### Alıntı Metin
↓
14 Nisan 2017 00:50

Biz bize benzeriz

Biz bize benzeriz

Fotoğraf: Envato

Paylaş

İstanbul Film Festivali’nin belgesel yarışmasında yer alan filmlerden biri, Aşk Bitti. Mert Kaya’nın filminin anlatıcısı, Brezilya’da yaşamış bir genç adam, memlekete dönünce Gezi patlıyor. Aynı günlerde Brezilya da kendi Haziran’ını yaşarken attığı slogan böyle başlıyor: “Aşk bitti, burası artık Türkiye”. Film, baştan itibaren Sao Paulo’nun eylemlerinin, isyancılarının, ruh halinin Türkiye’ye ne kadar benzediğini düşündürüyor. Gezi animasyonları sadece sevimli bir seyirlik sunmuyor, hafıza üzerine düşünmeye çağırıyor. Anlatıcı ve eylemcilerle röportajlar, adı gibi, esasen Aşk Bitti’nin anlamı hakkında. Kendi yaşadıklarını başkalarında görmenin etkisi başka bir konu, ama dünya sinemasının örneklerini bir araya getiren festival bu benzerlik duygusunu yaşamak için en uygun yer. Yarın, İstanbul Film Festivali için son gün. 

Sinemada İnsan Hakları yarışmasından bir Yunanistan filmi Amerika Meydanı. Kahramanı, şehrinde Suriyelilerin ve başka göçmenlerin çok sayıda olmasından şikayetçi bir Yunan. Yüksek tempolu ve gerilimi yüksek maceralar iç içe giriyor, Suriyeli bir baba kız gitmeye, aptal milliyetçi göçmenleri zehirlemeye çalışıyor. “Her şey eskisi gibi olsun”culuk aynı da, başka dil konuşuyor sadece. Cevabı veriyorlar: “Sanıyorlar ki, biz buraya ayak basınca insan olduk. Meydanları da kıymete bindi.” Göçmenle özdeşlik kurmaya çalışan çok film çekilse de, bunun gibi milliyetçi beyazın yakınına giren pek olmuyor. Tsirbas Yannis’in romanından uyarlanmış, onu bilemiyorum ama film tür sinemasının gerginlik ve rahatlama evrelerine harfiyen uymuş. Kalıbın hakkını vermiş, aldığı çeşitli ödüllerin de gösterdiği gibi ve aynı sebeple çok daha sarsıcı olmak ihtimalinden de olmuş. Yannis Sakaridis’in filmi, yine de göçmenlik meselesi üzerine çekilmiş filmlerin en dikkate değerlerinden.
↑
### Yapılacak İş
İstanbul Film Festivali'ne ilişkin yazıya göre Amerika Meydanı filmi kimin romanından uyarlanmıştır?

### Veri Kayıtları
↓
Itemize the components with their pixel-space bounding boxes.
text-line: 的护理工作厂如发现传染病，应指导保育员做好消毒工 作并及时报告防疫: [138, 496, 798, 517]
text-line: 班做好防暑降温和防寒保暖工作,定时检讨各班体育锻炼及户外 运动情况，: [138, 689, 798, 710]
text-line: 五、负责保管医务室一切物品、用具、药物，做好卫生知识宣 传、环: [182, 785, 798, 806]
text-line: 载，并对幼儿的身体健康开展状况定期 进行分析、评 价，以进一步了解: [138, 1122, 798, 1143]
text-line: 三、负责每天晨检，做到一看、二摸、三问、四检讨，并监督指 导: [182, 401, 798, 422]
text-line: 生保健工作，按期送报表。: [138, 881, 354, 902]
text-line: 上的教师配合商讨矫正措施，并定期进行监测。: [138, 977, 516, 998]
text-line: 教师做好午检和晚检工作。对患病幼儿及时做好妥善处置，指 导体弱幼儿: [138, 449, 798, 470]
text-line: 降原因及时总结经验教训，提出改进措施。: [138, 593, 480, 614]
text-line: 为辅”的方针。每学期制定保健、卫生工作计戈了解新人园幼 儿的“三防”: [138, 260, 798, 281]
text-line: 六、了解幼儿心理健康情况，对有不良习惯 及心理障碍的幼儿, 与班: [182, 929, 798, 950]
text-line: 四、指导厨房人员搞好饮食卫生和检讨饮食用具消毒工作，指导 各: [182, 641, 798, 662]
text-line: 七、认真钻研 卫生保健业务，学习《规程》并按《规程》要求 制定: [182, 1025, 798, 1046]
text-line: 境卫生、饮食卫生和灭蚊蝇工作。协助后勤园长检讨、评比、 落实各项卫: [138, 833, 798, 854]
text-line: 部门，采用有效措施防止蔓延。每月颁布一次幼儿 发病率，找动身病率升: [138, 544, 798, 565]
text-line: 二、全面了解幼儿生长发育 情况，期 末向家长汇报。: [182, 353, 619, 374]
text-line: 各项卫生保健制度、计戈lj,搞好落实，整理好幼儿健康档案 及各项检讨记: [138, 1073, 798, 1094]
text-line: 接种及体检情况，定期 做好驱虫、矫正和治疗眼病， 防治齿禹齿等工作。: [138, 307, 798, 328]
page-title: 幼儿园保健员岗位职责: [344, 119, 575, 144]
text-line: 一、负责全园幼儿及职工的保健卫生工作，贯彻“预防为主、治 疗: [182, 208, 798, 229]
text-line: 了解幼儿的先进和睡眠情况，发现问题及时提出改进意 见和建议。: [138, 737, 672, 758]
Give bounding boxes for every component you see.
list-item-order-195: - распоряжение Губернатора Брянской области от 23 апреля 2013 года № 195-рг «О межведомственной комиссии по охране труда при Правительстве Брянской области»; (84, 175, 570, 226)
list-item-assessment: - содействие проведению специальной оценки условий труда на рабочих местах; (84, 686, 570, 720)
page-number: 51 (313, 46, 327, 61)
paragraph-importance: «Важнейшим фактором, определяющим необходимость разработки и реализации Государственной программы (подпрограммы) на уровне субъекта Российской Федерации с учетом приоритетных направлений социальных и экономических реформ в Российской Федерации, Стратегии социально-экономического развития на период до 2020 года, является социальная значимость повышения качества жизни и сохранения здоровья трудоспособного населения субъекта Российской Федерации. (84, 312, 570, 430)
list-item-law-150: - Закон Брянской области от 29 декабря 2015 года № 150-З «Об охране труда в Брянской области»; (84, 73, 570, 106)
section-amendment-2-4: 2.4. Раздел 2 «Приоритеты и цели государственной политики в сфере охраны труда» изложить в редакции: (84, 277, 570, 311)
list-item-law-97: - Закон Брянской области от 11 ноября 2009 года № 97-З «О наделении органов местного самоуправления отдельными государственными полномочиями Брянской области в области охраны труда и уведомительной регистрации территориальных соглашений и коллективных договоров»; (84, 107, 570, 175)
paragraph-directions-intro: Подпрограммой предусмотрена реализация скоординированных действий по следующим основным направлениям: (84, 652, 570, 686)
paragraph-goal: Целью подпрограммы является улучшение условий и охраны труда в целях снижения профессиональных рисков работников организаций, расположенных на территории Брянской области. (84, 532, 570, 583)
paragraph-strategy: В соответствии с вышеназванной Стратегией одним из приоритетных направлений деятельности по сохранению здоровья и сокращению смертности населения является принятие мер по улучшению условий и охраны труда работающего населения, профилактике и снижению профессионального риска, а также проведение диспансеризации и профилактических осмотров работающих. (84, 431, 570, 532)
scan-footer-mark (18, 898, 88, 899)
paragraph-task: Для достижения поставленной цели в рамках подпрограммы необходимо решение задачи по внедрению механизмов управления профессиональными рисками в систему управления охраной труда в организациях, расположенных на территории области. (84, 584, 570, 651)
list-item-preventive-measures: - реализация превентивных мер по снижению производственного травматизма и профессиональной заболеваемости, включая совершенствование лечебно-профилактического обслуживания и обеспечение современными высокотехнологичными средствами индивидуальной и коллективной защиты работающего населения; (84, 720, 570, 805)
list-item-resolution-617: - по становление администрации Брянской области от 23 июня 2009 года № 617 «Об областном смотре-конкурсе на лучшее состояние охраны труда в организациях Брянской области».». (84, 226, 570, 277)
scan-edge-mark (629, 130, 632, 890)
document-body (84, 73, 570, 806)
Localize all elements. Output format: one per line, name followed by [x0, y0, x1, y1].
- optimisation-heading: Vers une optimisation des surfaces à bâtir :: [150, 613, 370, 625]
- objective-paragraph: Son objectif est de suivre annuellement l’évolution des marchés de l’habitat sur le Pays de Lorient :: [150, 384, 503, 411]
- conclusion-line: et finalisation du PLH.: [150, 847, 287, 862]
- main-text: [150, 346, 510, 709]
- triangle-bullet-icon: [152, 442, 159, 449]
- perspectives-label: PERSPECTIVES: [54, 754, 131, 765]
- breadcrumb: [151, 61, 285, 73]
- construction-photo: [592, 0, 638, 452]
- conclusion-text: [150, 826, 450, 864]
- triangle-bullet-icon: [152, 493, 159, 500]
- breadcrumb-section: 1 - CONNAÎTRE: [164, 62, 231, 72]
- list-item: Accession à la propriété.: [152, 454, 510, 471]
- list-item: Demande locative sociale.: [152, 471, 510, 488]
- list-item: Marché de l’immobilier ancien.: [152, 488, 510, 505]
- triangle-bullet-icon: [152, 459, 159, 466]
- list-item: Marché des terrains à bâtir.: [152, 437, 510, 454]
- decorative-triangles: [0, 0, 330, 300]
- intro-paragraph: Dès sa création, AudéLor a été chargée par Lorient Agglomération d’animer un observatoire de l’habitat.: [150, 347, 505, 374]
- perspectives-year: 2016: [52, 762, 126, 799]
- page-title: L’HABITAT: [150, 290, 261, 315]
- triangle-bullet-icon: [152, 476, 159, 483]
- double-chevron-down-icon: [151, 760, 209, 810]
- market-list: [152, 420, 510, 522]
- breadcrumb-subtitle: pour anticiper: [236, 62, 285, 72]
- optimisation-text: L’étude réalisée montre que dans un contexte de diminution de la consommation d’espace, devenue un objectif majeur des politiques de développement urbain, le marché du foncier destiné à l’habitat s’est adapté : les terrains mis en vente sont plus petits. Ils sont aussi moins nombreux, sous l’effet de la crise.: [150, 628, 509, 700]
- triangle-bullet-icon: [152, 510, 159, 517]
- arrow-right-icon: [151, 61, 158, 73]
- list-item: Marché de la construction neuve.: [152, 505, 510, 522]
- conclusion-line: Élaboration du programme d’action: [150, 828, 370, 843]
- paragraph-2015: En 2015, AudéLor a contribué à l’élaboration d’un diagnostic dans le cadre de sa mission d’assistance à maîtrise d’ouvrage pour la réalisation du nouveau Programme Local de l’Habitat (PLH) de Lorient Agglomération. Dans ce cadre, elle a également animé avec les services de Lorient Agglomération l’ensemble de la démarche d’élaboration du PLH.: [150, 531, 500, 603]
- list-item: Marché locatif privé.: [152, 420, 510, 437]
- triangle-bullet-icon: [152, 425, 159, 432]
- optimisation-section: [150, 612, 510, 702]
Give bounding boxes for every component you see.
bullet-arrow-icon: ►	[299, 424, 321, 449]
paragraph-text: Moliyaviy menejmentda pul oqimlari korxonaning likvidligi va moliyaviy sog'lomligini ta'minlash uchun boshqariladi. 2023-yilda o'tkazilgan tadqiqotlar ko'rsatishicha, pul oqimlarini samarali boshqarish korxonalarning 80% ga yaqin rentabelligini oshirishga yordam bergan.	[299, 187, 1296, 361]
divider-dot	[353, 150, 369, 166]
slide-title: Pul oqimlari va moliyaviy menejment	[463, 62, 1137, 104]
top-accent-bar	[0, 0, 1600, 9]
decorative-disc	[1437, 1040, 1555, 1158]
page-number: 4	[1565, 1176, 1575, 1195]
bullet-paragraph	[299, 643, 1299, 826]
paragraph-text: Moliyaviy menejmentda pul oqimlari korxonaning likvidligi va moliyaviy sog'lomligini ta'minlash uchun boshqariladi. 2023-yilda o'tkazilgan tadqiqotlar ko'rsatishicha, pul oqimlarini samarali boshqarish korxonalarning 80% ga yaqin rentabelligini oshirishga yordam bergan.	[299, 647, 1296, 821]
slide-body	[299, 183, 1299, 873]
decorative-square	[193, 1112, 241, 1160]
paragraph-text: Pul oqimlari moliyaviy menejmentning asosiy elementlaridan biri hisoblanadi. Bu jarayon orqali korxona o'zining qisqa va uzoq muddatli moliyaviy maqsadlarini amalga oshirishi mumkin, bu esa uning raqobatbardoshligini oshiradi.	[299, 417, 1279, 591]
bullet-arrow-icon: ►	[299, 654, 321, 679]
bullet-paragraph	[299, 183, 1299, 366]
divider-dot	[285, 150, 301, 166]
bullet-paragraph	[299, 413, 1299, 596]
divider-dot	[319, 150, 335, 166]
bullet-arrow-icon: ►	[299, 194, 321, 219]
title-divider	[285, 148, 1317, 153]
↑
### Alıştırmanın Çözümü
Tsirbas Yannis'in romanından uyarlanmıştır.